» **Work to do**
Look for "this" in each line of the entries, and return the matching lines.
╭──
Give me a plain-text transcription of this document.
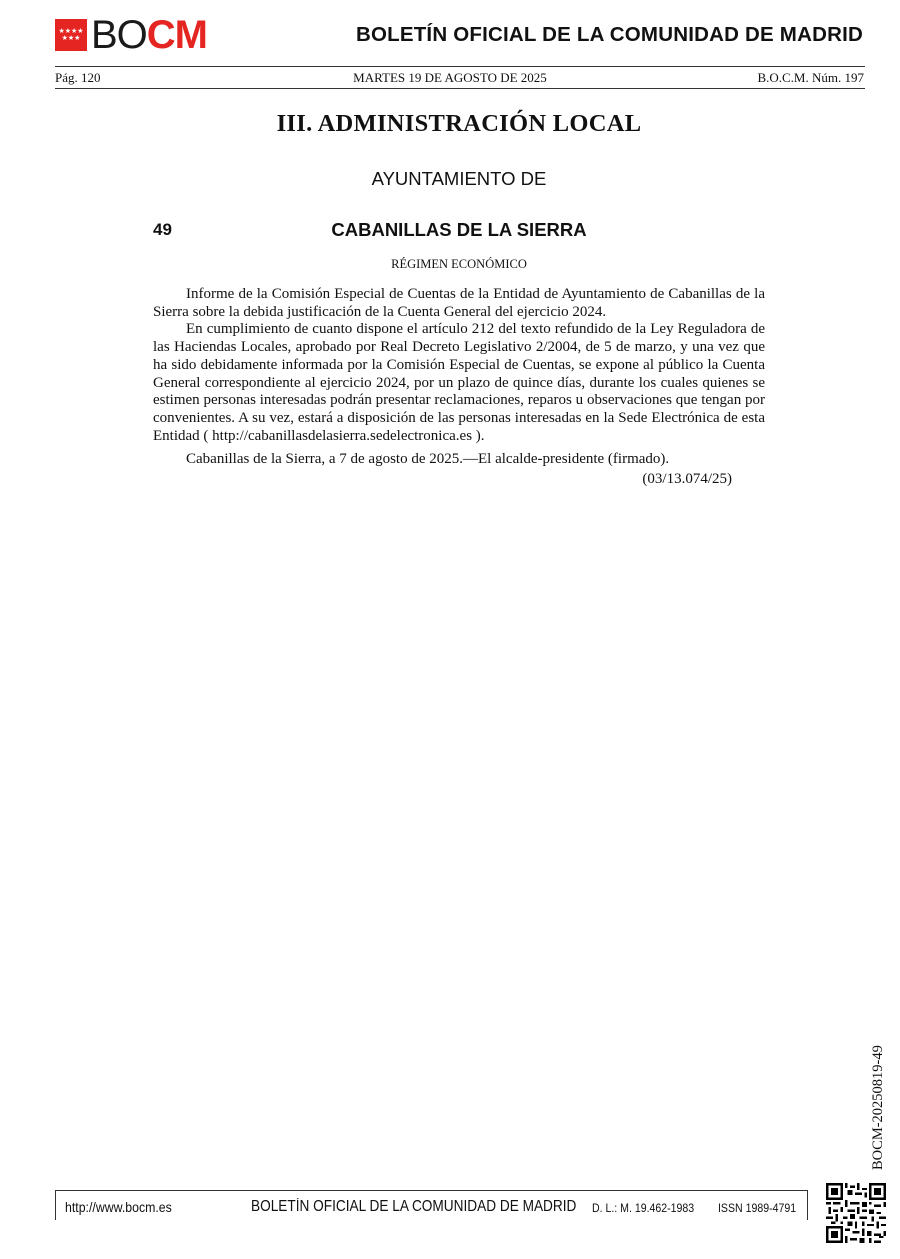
★★★★
★★★ BOCM	BOLETÍN OFICIAL DE LA COMUNIDAD DE MADRID
Pág. 120	MARTES 19 DE AGOSTO DE 2025	B.O.C.M. Núm. 197
III. ADMINISTRACIÓN LOCAL
AYUNTAMIENTO DE
49	CABANILLAS DE LA SIERRA
RÉGIMEN ECONÓMICO

Informe de la Comisión Especial de Cuentas de la Entidad de Ayuntamiento de Cabanillas de la Sierra sobre la debida justificación de la Cuenta General del ejercicio 2024.

En cumplimiento de cuanto dispone el artículo 212 del texto refundido de la Ley Reguladora de las Haciendas Locales, aprobado por Real Decreto Legislativo 2/2004, de 5 de marzo, y una vez que ha sido debidamente informada por la Comisión Especial de Cuentas, se expone al público la Cuenta General correspondiente al ejercicio 2024, por un plazo de quince días, durante los cuales quienes se estimen personas interesadas podrán presentar reclamaciones, reparos u observaciones que tengan por convenientes. A su vez, estará a disposición de las personas interesadas en la Sede Electrónica de esta Entidad ( http://cabanillasdelasierra.sedelectronica.es ).

Cabanillas de la Sierra, a 7 de agosto de 2025.—El alcalde-presidente (firmado).

(03/13.074/25)

BOCM-20250819-49
http://www.bocm.es	BOLETÍN OFICIAL DE LA COMUNIDAD DE MADRID D. L.: M. 19.462-1983 ISSN 1989-4791
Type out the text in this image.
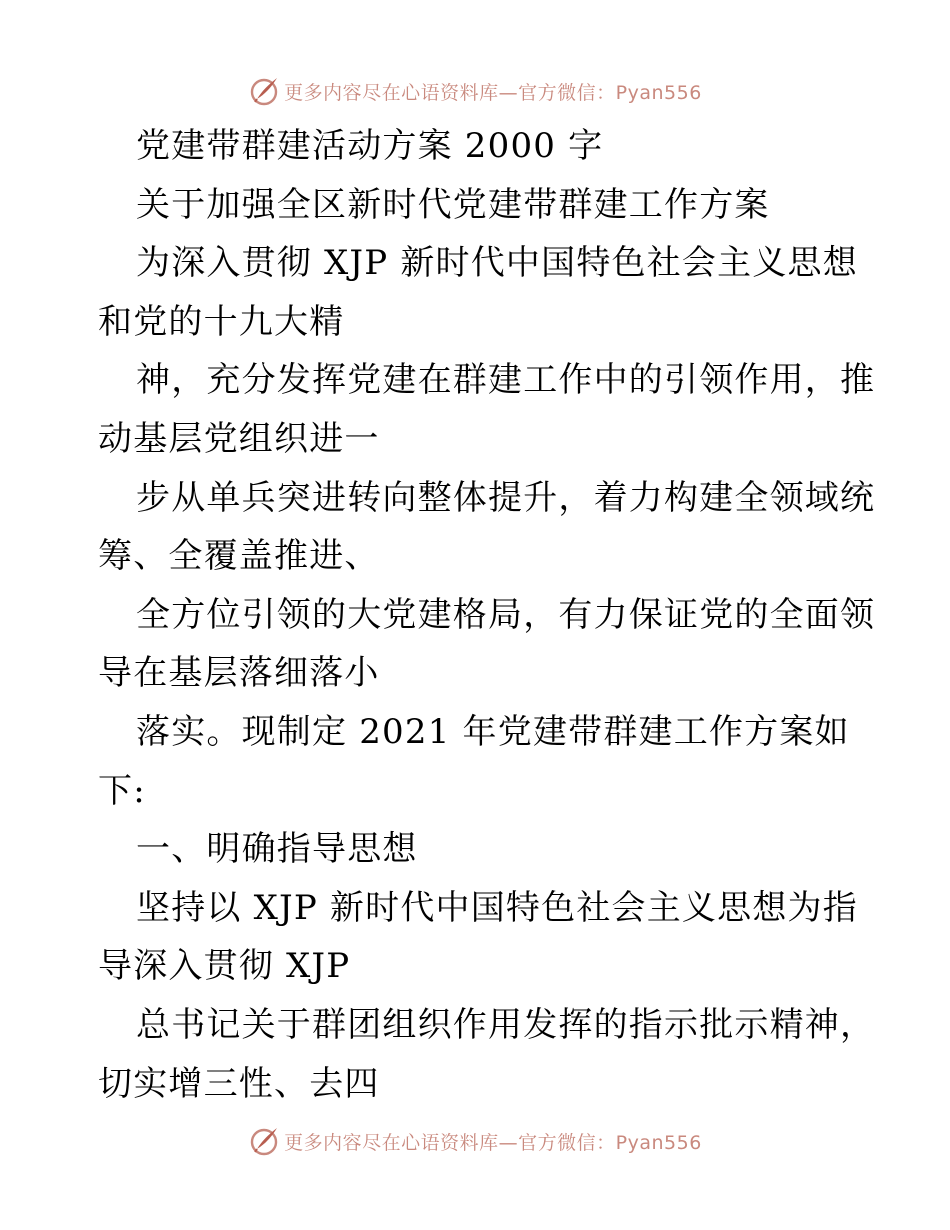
更多内容尽在心语资料库—官方微信：Pyan556
党建带群建活动方案 2000 字
关于加强全区新时代党建带群建工作方案
为深入贯彻 XJP 新时代中国特色社会主义思想
和党的十九大精
神，充分发挥党建在群建工作中的引领作用，推
动基层党组织进一
步从单兵突进转向整体提升，着力构建全领域统
筹、全覆盖推进、
全方位引领的大党建格局，有力保证党的全面领
导在基层落细落小
落实。现制定 2021 年党建带群建工作方案如
下:
一、明确指导思想
坚持以 XJP 新时代中国特色社会主义思想为指
导深入贯彻 XJP
总书记关于群团组织作用发挥的指示批示精神，
切实增三性、去四
更多内容尽在心语资料库—官方微信：Pyan556
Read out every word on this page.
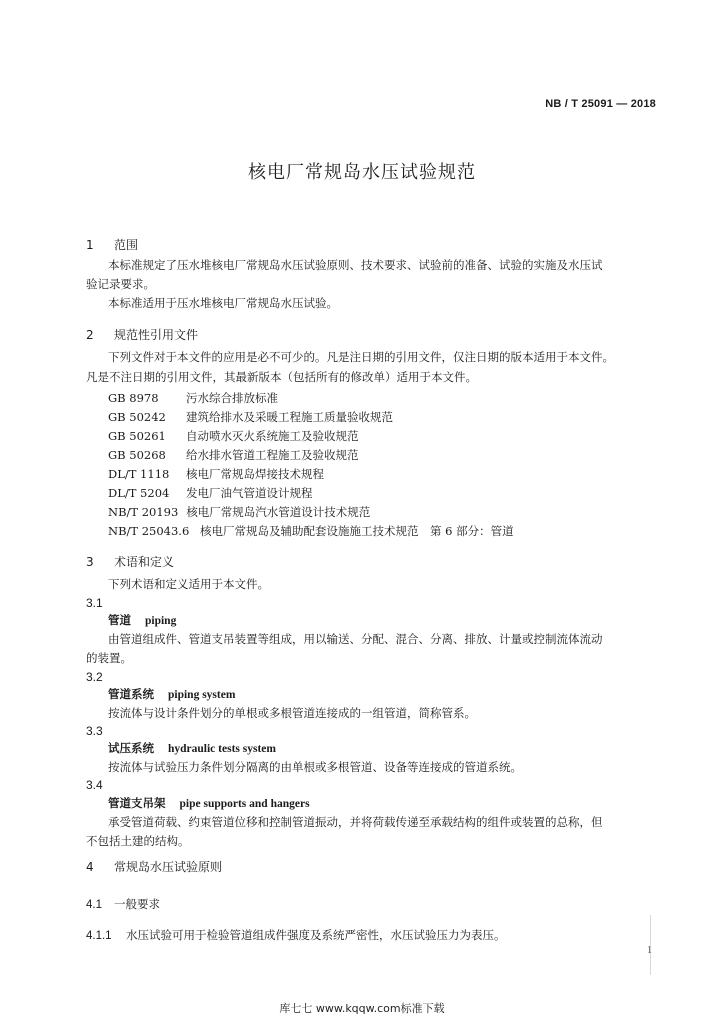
NB / T 25091 — 2018
核电厂常规岛水压试验规范
1 范围
本标准规定了压水堆核电厂常规岛水压试验原则、技术要求、试验前的准备、试验的实施及水压试
验记录要求。
本标准适用于压水堆核电厂常规岛水压试验。
2 规范性引用文件
下列文件对于本文件的应用是必不可少的。凡是注日期的引用文件，仅注日期的版本适用于本文件。
凡是不注日期的引用文件，其最新版本（包括所有的修改单）适用于本文件。
GB 8978 污水综合排放标准
GB 50242 建筑给排水及采暖工程施工质量验收规范
GB 50261 自动喷水灭火系统施工及验收规范
GB 50268 给水排水管道工程施工及验收规范
DL/T 1118 核电厂常规岛焊接技术规程
DL/T 5204 发电厂油气管道设计规程
NB/T 20193 核电厂常规岛汽水管道设计技术规范
NB/T 25043.6 核电厂常规岛及辅助配套设施施工技术规范　第 6 部分：管道
3 术语和定义
下列术语和定义适用于本文件。
3.1
管道 piping
由管道组成件、管道支吊装置等组成，用以输送、分配、混合、分离、排放、计量或控制流体流动
的装置。
3.2
管道系统 piping system
按流体与设计条件划分的单根或多根管道连接成的一组管道，简称管系。
3.3
试压系统 hydraulic tests system
按流体与试验压力条件划分隔离的由单根或多根管道、设备等连接成的管道系统。
3.4
管道支吊架 pipe supports and hangers
承受管道荷载、约束管道位移和控制管道振动，并将荷载传递至承载结构的组件或装置的总称，但
不包括土建的结构。
4 常规岛水压试验原则
4.1 一般要求
4.1.1 水压试验可用于检验管道组成件强度及系统严密性，水压试验压力为表压。
1
库七七 www.kqqw.com标准下载
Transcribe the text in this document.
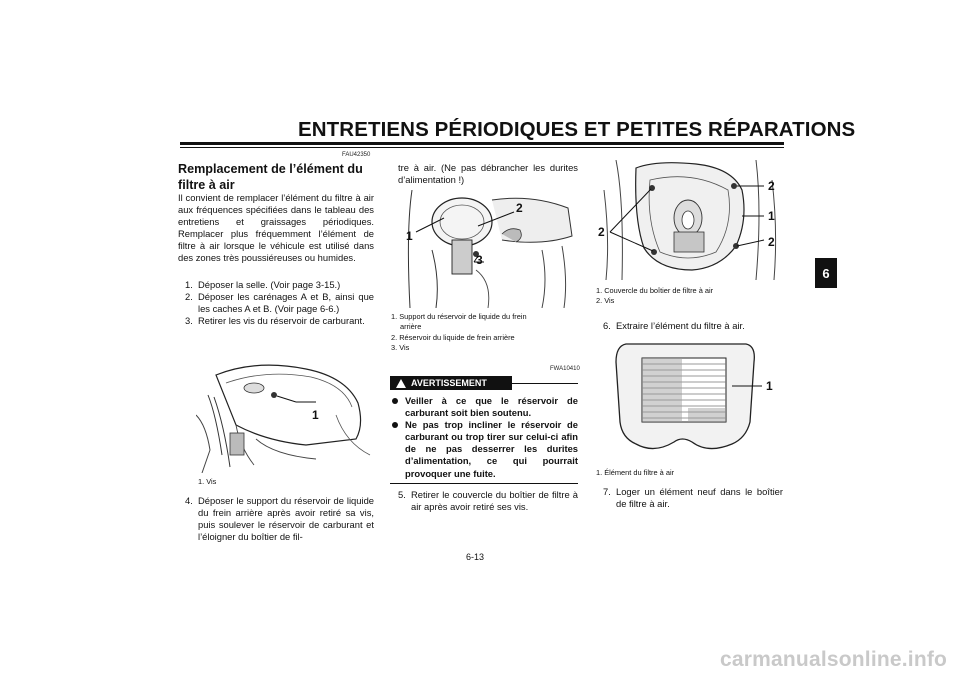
ENTRETIENS PÉRIODIQUES ET PETITES RÉPARATIONS
6
FAU42350
Remplacement de l’élément du filtre à air
Il convient de remplacer l’élément du filtre à air aux fréquences spécifiées dans le tableau des entretiens et graissages périodiques. Remplacer plus fréquemment l’élément de filtre à air lorsque le véhicule est utilisé dans des zones très poussiéreuses ou humides.
1. Déposer la selle. (Voir page 3-15.)
2. Déposer les carénages A et B, ainsi que les caches A et B. (Voir page 6-6.)
3. Retirer les vis du réservoir de carburant.
1
1. Vis
4. Déposer le support du réservoir de liquide du frein arrière après avoir retiré sa vis, puis soulever le réservoir de carburant et l’éloigner du boîtier de fil-
tre à air. (Ne pas débrancher les durites d’alimentation !)
1
2
3
1. Support du réservoir de liquide du frein
arrière
2. Réservoir du liquide de frein arrière
3. Vis
FWA10410
AVERTISSEMENT
Veiller à ce que le réservoir de carburant soit bien soutenu.
Ne pas trop incliner le réservoir de carburant ou trop tirer sur celui-ci afin de ne pas desserrer les durites d’alimentation, ce qui pourrait provoquer une fuite.
5. Retirer le couvercle du boîtier de filtre à air après avoir retiré ses vis.
2
1
2
2
1. Couvercle du boîtier de filtre à air
2. Vis
6. Extraire l’élément du filtre à air.
1
1. Élément du filtre à air
7. Loger un élément neuf dans le boîtier de filtre à air.
6-13
carmanualsonline.info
╰──
» **Written solution**
Give me a plain-text transcription of this document.
Type out the text in this image.
Read out every word on this page.
Transcribe the text in this document.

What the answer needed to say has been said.